- [WHAT THE TASK ASKS]
Your task is to copy all of the entries exactly as they are given.

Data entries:
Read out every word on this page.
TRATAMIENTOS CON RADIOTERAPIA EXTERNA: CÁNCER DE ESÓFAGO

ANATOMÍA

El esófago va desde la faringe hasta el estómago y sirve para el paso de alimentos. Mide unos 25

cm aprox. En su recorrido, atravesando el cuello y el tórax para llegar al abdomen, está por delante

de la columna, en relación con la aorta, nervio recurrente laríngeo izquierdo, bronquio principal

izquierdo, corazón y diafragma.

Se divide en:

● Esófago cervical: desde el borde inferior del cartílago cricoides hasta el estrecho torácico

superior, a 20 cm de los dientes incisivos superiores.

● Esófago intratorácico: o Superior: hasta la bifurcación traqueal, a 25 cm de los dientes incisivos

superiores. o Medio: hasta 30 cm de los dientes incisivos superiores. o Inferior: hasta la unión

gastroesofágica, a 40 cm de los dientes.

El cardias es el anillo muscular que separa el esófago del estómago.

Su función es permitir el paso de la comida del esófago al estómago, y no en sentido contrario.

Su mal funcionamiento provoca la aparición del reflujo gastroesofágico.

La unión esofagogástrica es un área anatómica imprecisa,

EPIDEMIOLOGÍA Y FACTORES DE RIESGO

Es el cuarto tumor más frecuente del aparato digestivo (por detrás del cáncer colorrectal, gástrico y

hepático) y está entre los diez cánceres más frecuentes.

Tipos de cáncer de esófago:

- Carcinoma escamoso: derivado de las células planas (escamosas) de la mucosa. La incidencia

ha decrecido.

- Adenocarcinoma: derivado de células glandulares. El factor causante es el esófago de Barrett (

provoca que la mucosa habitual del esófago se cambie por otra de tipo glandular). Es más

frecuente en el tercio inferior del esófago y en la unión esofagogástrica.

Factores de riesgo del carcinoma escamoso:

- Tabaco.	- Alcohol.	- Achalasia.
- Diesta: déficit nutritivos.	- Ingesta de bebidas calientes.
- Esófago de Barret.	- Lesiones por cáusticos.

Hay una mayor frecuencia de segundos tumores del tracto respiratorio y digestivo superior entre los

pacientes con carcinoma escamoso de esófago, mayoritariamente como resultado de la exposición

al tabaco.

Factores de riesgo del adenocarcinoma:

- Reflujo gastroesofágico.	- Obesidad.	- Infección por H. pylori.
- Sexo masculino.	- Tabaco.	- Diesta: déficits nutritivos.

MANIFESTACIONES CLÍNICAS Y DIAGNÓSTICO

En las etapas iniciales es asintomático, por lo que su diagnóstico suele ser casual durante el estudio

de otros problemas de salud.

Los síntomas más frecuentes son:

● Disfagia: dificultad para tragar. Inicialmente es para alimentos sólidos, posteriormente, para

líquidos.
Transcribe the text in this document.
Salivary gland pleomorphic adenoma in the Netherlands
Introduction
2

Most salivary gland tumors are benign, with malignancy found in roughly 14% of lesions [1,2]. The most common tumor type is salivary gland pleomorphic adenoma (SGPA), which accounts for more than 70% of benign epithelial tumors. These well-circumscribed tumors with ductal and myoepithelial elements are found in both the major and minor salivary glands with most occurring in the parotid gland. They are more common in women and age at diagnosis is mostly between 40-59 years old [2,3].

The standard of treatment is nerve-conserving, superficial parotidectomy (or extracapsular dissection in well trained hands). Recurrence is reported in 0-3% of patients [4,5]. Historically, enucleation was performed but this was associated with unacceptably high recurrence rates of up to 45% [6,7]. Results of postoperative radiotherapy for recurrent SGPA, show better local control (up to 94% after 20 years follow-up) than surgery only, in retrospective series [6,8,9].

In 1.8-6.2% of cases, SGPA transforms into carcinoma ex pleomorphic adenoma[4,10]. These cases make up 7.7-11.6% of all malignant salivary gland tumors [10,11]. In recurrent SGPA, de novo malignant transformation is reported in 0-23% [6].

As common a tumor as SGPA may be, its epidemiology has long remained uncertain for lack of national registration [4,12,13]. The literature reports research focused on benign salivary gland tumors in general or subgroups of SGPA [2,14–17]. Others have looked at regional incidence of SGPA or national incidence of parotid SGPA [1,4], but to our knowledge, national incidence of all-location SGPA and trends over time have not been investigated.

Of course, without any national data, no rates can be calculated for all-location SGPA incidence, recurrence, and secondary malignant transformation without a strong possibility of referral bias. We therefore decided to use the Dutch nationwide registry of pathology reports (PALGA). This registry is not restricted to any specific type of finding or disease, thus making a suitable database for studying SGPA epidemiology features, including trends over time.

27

- [SOLUTION FOR THIS PROBLEM]
Read out every word on this page.
TRATAMIENTOS CON RADIOTERAPIA EXTERNA: CÁNCER DE ESÓFAGO

ANATOMÍA

El esófago va desde la faringe hasta el estómago y sirve para el paso de alimentos. Mide unos 25

cm aprox. En su recorrido, atravesando el cuello y el tórax para llegar al abdomen, está por delante

de la columna, en relación con la aorta, nervio recurrente laríngeo izquierdo, bronquio principal

izquierdo, corazón y diafragma.

Se divide en:

● Esófago cervical: desde el borde inferior del cartílago cricoides hasta el estrecho torácico

superior, a 20 cm de los dientes incisivos superiores.

● Esófago intratorácico: o Superior: hasta la bifurcación traqueal, a 25 cm de los dientes incisivos

superiores. o Medio: hasta 30 cm de los dientes incisivos superiores. o Inferior: hasta la unión

gastroesofágica, a 40 cm de los dientes.

El cardias es el anillo muscular que separa el esófago del estómago.

Su función es permitir el paso de la comida del esófago al estómago, y no en sentido contrario.

Su mal funcionamiento provoca la aparición del reflujo gastroesofágico.

La unión esofagogástrica es un área anatómica imprecisa,

EPIDEMIOLOGÍA Y FACTORES DE RIESGO

Es el cuarto tumor más frecuente del aparato digestivo (por detrás del cáncer colorrectal, gástrico y

hepático) y está entre los diez cánceres más frecuentes.

Tipos de cáncer de esófago:

- Carcinoma escamoso: derivado de las células planas (escamosas) de la mucosa. La incidencia

ha decrecido.

- Adenocarcinoma: derivado de células glandulares. El factor causante es el esófago de Barrett (

provoca que la mucosa habitual del esófago se cambie por otra de tipo glandular). Es más

frecuente en el tercio inferior del esófago y en la unión esofagogástrica.

Factores de riesgo del carcinoma escamoso:

- Tabaco.	- Alcohol.	- Achalasia.
- Diesta: déficit nutritivos.	- Ingesta de bebidas calientes.
- Esófago de Barret.	- Lesiones por cáusticos.

Hay una mayor frecuencia de segundos tumores del tracto respiratorio y digestivo superior entre los

pacientes con carcinoma escamoso de esófago, mayoritariamente como resultado de la exposición

al tabaco.

Factores de riesgo del adenocarcinoma:

- Reflujo gastroesofágico.	- Obesidad.	- Infección por H. pylori.
- Sexo masculino.	- Tabaco.	- Diesta: déficits nutritivos.

MANIFESTACIONES CLÍNICAS Y DIAGNÓSTICO

En las etapas iniciales es asintomático, por lo que su diagnóstico suele ser casual durante el estudio

de otros problemas de salud.

Los síntomas más frecuentes son:

● Disfagia: dificultad para tragar. Inicialmente es para alimentos sólidos, posteriormente, para

líquidos.
Transcribe the text in this document.
Salivary gland pleomorphic adenoma in the Netherlands
Introduction
2

Most salivary gland tumors are benign, with malignancy found in roughly 14% of lesions [1,2]. The most common tumor type is salivary gland pleomorphic adenoma (SGPA), which accounts for more than 70% of benign epithelial tumors. These well-circumscribed tumors with ductal and myoepithelial elements are found in both the major and minor salivary glands with most occurring in the parotid gland. They are more common in women and age at diagnosis is mostly between 40-59 years old [2,3].

The standard of treatment is nerve-conserving, superficial parotidectomy (or extracapsular dissection in well trained hands). Recurrence is reported in 0-3% of patients [4,5]. Historically, enucleation was performed but this was associated with unacceptably high recurrence rates of up to 45% [6,7]. Results of postoperative radiotherapy for recurrent SGPA, show better local control (up to 94% after 20 years follow-up) than surgery only, in retrospective series [6,8,9].

In 1.8-6.2% of cases, SGPA transforms into carcinoma ex pleomorphic adenoma[4,10]. These cases make up 7.7-11.6% of all malignant salivary gland tumors [10,11]. In recurrent SGPA, de novo malignant transformation is reported in 0-23% [6].

As common a tumor as SGPA may be, its epidemiology has long remained uncertain for lack of national registration [4,12,13]. The literature reports research focused on benign salivary gland tumors in general or subgroups of SGPA [2,14–17]. Others have looked at regional incidence of SGPA or national incidence of parotid SGPA [1,4], but to our knowledge, national incidence of all-location SGPA and trends over time have not been investigated.

Of course, without any national data, no rates can be calculated for all-location SGPA incidence, recurrence, and secondary malignant transformation without a strong possibility of referral bias. We therefore decided to use the Dutch nationwide registry of pathology reports (PALGA). This registry is not restricted to any specific type of finding or disease, thus making a suitable database for studying SGPA epidemiology features, including trends over time.

27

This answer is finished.